*Problem description*:
Every line below that holds the word "ANCA" must be listed.

BEGIN Source material

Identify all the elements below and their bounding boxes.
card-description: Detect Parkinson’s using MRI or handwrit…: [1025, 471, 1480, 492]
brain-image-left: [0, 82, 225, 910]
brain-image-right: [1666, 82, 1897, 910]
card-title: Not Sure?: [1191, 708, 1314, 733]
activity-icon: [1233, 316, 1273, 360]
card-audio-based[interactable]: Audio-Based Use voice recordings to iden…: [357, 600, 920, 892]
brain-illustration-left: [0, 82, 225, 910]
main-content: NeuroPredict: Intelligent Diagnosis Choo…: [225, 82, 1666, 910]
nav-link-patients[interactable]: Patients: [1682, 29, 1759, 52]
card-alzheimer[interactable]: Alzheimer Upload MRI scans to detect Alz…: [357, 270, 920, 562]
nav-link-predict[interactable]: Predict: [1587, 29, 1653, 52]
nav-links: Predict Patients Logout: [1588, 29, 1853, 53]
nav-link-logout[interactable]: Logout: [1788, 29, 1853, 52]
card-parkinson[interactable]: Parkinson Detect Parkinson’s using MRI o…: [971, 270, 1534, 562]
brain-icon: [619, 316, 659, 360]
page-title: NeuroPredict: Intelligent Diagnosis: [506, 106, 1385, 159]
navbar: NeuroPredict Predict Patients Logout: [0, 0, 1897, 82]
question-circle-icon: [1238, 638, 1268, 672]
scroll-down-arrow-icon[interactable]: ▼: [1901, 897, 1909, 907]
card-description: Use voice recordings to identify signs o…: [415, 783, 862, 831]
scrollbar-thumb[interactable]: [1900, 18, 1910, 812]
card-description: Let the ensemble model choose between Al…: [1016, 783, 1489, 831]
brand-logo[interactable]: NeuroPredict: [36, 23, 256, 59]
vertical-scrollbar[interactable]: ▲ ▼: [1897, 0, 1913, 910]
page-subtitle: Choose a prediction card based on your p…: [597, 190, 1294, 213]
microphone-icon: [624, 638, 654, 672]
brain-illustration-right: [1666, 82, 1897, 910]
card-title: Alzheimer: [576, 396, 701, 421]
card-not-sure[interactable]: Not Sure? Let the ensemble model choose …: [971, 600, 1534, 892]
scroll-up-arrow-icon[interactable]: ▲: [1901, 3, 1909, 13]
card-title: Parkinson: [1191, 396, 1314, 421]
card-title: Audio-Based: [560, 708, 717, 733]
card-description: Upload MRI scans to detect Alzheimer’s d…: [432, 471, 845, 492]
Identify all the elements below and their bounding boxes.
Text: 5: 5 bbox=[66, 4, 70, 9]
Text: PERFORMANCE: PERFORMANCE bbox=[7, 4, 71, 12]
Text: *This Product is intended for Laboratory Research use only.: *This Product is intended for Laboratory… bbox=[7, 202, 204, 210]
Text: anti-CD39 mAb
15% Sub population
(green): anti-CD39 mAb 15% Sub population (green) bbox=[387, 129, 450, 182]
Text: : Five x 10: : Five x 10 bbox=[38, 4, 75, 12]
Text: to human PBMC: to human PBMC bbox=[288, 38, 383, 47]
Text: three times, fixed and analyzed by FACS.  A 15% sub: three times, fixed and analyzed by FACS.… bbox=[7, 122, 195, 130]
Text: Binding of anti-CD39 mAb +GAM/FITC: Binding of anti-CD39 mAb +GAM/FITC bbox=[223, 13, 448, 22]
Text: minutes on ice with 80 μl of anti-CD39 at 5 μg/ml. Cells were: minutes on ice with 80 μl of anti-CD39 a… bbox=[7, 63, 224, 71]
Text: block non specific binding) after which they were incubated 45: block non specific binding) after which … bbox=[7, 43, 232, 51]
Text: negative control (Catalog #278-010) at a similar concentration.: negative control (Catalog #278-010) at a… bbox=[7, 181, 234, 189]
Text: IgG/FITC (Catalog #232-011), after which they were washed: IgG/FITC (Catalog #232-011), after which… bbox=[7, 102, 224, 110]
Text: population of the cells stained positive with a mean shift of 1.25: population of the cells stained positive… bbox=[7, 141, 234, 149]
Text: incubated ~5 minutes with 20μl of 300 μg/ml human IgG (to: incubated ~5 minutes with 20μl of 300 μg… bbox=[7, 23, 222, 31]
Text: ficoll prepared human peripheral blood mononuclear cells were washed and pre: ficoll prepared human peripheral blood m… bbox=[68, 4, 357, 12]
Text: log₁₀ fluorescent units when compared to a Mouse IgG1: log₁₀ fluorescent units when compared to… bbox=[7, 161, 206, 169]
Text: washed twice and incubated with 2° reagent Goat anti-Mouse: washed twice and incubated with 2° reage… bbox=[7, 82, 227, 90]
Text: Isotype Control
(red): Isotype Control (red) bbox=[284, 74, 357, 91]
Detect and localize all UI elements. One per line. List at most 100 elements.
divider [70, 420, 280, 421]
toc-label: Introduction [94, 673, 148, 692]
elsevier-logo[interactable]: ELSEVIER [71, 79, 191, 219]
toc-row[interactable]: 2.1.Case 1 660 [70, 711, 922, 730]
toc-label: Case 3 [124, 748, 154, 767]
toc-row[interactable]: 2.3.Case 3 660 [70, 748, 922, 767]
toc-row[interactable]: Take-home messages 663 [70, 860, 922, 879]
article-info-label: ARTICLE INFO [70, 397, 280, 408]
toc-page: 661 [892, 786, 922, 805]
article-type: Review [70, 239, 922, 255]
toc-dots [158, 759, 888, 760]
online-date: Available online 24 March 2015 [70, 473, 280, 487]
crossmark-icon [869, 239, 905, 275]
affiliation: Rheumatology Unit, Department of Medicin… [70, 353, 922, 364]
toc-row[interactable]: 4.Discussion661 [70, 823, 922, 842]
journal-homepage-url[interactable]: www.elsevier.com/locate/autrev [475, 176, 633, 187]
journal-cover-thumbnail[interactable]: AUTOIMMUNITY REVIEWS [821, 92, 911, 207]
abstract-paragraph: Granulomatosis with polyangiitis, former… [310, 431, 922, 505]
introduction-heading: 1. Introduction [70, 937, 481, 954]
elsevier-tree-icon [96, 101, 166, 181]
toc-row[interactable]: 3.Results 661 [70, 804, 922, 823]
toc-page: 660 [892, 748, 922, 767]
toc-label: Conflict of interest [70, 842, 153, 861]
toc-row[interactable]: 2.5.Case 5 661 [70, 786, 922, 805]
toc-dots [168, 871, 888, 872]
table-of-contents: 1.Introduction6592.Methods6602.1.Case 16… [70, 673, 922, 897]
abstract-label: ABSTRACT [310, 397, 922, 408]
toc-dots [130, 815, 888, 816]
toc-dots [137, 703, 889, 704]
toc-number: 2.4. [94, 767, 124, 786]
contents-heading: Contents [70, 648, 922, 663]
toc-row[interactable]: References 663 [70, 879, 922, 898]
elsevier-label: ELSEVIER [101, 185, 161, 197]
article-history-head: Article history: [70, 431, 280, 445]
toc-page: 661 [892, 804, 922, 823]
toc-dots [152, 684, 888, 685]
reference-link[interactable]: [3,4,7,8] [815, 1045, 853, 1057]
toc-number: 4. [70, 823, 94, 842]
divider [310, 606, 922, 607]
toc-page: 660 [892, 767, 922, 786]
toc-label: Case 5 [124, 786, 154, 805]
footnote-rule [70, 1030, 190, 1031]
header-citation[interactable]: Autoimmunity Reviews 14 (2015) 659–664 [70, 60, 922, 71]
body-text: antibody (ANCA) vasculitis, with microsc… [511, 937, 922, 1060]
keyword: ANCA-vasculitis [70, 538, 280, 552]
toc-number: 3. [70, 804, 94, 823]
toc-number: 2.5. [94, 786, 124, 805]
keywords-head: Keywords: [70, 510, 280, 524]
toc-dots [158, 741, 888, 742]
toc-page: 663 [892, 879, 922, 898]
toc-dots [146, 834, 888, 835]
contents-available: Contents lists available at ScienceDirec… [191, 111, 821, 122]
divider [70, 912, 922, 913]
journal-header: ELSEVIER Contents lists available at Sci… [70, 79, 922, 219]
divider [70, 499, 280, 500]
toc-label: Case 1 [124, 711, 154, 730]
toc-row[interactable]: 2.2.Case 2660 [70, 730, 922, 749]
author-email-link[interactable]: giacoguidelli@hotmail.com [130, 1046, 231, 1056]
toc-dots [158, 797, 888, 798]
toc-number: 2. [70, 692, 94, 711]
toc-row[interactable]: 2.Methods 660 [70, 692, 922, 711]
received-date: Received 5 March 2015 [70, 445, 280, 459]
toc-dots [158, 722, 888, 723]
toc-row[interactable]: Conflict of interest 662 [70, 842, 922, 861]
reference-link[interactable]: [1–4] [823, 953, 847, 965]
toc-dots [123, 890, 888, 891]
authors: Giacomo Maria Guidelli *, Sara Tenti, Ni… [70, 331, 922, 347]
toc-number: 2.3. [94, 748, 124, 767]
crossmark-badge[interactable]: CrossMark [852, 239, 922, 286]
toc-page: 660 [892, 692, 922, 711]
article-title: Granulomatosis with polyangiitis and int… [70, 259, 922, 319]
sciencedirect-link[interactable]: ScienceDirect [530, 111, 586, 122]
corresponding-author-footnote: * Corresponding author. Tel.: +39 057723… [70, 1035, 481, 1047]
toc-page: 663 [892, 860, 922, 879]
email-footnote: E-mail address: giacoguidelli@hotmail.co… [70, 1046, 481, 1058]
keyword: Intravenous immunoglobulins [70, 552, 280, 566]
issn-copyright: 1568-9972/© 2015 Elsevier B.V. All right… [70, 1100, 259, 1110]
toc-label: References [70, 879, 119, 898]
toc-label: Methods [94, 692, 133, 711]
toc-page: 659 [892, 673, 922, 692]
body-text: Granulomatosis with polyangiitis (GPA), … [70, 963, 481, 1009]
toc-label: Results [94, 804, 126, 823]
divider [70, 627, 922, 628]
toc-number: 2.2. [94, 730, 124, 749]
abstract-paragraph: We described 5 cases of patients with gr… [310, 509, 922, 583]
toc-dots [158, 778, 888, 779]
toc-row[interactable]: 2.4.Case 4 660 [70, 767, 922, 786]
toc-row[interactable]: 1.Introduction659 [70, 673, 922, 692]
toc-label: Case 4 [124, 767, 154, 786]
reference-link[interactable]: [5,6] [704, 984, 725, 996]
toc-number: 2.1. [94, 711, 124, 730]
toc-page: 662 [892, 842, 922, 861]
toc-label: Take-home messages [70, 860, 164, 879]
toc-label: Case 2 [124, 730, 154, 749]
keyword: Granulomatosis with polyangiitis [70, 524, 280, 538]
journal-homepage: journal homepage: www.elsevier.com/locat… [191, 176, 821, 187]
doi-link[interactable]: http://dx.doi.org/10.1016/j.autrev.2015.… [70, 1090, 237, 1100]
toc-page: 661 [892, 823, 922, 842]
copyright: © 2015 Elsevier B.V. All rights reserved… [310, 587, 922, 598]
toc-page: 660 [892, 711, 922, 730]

END Source material

*Exercise answer*:
body-text: antibody (ANCA) vasculitis, with microsc… [511, 937, 922, 1060]
keyword: ANCA-vasculitis [70, 538, 280, 552]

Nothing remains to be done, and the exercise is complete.